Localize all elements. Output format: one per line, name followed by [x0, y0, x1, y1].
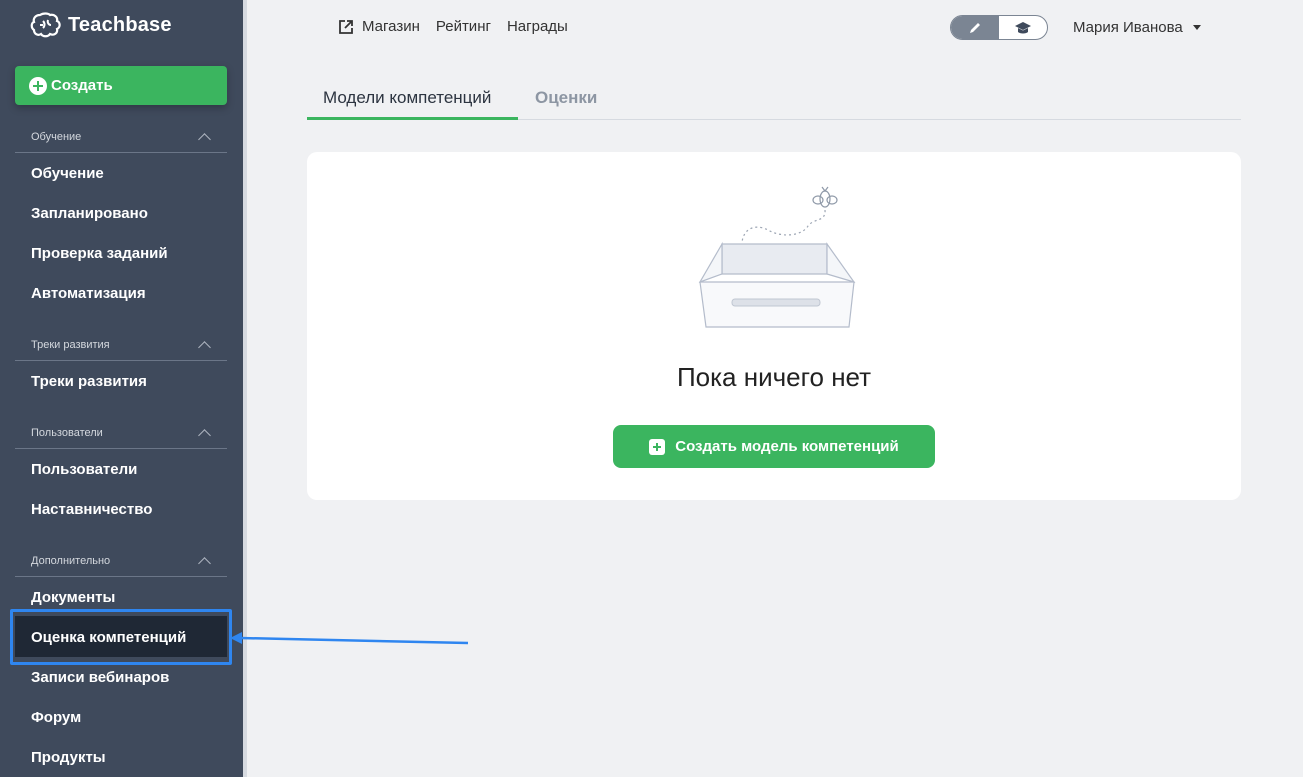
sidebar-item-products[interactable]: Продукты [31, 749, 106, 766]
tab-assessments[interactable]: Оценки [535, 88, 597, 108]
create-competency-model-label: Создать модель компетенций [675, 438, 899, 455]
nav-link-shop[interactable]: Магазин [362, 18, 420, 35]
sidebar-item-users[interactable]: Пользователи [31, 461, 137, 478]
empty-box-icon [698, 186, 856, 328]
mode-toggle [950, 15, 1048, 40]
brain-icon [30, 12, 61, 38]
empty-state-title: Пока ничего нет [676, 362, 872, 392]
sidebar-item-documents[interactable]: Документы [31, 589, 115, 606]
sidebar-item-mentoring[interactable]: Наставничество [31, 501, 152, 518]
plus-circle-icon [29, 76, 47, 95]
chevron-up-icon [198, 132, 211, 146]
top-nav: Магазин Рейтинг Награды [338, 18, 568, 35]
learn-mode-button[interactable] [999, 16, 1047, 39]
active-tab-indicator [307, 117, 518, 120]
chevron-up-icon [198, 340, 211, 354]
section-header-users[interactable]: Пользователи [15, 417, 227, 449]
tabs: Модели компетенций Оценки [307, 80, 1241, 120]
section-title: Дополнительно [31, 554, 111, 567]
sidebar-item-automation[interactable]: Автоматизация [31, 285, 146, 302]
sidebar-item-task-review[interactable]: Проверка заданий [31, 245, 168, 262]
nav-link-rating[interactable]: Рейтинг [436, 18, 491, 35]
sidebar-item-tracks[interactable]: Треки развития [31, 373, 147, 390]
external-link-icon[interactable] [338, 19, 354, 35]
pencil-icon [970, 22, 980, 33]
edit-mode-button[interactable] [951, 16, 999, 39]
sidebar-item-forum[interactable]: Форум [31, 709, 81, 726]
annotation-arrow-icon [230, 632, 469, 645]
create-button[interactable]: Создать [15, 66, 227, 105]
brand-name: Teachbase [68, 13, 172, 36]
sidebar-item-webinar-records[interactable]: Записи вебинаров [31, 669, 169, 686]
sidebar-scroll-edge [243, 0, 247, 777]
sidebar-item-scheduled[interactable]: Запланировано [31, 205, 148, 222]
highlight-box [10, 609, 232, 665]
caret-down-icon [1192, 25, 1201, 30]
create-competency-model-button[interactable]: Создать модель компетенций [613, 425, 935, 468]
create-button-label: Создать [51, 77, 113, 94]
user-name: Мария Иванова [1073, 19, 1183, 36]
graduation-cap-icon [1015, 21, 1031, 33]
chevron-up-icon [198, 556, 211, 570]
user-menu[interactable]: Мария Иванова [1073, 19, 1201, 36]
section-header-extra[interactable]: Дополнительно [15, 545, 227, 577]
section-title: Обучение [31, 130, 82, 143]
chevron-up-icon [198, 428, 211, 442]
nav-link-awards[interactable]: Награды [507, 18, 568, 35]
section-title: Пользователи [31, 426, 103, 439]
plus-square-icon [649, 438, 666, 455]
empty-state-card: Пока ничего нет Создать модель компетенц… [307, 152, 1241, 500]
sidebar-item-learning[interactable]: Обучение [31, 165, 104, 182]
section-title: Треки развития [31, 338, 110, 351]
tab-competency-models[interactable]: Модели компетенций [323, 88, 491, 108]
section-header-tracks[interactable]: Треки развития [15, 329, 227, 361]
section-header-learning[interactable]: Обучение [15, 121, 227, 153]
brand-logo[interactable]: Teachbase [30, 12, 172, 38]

....

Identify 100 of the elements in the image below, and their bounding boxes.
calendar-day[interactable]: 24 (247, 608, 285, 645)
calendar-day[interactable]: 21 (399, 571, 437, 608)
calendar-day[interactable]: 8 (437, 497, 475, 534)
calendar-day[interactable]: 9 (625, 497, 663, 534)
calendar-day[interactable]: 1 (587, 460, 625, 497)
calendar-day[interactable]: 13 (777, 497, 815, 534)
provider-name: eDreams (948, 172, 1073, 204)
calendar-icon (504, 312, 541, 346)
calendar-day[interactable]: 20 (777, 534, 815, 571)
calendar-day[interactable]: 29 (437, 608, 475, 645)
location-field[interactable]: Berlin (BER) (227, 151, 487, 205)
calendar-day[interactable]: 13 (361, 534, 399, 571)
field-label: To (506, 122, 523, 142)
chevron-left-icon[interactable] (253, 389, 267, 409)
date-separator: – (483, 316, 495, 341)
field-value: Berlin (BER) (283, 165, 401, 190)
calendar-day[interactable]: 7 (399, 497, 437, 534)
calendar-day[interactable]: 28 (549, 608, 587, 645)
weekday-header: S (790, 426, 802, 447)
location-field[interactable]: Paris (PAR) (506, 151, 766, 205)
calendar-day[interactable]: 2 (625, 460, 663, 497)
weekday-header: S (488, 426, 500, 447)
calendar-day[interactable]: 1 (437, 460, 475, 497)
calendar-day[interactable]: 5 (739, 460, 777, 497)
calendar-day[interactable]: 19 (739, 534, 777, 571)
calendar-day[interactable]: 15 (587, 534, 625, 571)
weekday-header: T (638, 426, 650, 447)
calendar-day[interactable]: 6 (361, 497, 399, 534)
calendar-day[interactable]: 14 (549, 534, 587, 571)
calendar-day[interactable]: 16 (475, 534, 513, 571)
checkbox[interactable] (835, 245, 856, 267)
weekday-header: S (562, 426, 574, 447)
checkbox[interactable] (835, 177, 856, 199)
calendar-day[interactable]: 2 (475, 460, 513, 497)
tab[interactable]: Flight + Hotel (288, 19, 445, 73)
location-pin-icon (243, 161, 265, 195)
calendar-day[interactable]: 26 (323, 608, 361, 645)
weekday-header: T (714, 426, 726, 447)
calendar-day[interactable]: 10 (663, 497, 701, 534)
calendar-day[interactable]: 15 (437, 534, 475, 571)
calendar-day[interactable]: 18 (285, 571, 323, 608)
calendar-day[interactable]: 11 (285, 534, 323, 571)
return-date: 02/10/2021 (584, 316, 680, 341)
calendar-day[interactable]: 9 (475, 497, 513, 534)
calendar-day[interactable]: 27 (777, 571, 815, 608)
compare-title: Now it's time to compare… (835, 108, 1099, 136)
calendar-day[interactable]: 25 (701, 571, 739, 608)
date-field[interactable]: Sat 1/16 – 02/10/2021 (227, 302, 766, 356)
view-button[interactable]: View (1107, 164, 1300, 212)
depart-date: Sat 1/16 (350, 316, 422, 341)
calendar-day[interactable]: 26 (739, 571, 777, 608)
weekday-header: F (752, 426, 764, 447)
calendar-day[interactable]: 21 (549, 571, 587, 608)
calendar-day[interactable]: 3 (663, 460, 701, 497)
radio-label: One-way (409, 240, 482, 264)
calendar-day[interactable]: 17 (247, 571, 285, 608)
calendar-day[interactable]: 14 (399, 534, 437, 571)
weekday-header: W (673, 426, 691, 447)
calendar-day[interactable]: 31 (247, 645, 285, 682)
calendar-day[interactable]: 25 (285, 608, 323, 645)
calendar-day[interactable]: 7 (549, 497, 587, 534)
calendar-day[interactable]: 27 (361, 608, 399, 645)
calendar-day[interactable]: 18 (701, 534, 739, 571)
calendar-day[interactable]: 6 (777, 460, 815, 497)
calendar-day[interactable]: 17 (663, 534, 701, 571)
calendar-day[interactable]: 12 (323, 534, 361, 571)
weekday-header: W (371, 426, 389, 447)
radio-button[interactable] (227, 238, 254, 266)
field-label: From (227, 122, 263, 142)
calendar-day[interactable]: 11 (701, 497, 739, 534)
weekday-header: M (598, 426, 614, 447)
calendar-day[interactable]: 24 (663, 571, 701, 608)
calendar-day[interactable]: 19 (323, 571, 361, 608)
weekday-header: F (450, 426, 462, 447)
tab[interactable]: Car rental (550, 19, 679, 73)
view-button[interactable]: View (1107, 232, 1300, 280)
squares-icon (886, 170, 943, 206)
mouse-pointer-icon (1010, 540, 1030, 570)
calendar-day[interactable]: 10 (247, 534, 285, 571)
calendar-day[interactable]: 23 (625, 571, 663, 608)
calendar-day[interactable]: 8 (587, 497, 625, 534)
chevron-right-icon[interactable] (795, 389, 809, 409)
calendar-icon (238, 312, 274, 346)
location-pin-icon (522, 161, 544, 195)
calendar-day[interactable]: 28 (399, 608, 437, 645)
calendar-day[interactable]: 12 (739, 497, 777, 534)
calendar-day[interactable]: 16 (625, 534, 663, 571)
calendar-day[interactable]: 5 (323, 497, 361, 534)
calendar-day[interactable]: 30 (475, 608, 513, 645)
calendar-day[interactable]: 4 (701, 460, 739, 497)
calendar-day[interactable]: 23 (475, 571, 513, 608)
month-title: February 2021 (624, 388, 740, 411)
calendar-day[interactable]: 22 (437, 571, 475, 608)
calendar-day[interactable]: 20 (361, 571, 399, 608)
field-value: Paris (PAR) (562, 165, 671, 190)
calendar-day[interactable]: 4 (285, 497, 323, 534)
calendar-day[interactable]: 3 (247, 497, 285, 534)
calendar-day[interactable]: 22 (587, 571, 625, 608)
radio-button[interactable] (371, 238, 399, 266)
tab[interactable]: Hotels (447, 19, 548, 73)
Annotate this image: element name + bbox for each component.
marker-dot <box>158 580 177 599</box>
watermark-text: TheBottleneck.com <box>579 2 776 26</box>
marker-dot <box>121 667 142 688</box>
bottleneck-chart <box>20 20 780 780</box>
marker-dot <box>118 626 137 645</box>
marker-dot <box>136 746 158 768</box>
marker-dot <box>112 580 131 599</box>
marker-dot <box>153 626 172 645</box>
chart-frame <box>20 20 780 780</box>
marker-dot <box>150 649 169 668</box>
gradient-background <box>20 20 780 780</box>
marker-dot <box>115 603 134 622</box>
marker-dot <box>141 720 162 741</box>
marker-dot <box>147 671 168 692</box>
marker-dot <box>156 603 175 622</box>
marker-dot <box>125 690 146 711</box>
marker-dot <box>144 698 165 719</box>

....

[Brief]
Please repeat the material word for word, from the line containing "Identify 100 of" through the line containing "calendar-day[interactable]: 1 (587, 460, 625, 497)", including both of those lines.

[Solution]
Identify 100 of the elements in the image below, and their bounding boxes.
calendar-day[interactable]: 24 (247, 608, 285, 645)
calendar-day[interactable]: 21 (399, 571, 437, 608)
calendar-day[interactable]: 8 (437, 497, 475, 534)
calendar-day[interactable]: 9 (625, 497, 663, 534)
calendar-day[interactable]: 1 (587, 460, 625, 497)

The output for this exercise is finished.